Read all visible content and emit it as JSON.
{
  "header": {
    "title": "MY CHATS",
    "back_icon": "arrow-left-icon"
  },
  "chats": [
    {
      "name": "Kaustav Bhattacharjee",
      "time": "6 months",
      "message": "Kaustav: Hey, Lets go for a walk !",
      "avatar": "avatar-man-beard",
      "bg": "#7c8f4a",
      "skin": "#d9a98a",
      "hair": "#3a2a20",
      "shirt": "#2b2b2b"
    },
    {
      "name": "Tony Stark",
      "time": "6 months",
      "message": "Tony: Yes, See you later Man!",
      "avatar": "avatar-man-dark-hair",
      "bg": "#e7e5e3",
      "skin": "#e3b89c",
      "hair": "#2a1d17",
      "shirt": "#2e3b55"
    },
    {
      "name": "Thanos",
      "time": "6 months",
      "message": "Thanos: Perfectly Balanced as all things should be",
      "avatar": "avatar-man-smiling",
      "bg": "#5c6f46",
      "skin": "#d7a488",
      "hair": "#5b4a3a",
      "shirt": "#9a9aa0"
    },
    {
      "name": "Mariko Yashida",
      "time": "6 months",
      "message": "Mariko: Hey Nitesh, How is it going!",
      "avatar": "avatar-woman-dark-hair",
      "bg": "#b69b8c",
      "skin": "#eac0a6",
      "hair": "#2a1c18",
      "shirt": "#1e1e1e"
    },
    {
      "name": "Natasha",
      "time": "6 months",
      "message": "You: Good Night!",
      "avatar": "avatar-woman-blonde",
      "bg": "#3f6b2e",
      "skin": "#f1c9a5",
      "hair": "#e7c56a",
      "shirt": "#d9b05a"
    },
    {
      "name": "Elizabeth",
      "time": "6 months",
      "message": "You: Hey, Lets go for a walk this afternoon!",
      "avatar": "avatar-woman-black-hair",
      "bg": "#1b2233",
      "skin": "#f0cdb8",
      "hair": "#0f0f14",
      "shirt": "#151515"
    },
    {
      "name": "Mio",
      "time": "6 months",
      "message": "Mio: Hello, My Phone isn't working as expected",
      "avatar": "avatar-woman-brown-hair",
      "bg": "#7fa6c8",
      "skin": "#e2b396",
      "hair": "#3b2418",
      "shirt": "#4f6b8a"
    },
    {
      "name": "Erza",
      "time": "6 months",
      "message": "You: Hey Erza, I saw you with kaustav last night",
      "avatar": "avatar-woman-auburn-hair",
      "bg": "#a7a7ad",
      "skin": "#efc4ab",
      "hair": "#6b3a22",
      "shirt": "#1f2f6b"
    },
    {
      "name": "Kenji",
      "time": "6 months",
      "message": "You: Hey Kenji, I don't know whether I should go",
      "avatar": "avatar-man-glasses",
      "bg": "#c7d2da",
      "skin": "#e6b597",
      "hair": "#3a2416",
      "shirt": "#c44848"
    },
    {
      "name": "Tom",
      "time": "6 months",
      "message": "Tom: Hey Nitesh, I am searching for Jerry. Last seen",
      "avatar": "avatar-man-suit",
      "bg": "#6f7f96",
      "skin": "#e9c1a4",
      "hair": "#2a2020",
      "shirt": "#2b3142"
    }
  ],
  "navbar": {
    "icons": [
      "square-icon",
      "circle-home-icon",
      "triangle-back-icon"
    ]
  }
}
——
§ **Stated problem**
Lines of the material that contain the word "Mariko" are to be gathered.

§ **Correct response**
      "name": "Mariko Yashida",
      "message": "Mariko: Hey Nitesh, How is it going!",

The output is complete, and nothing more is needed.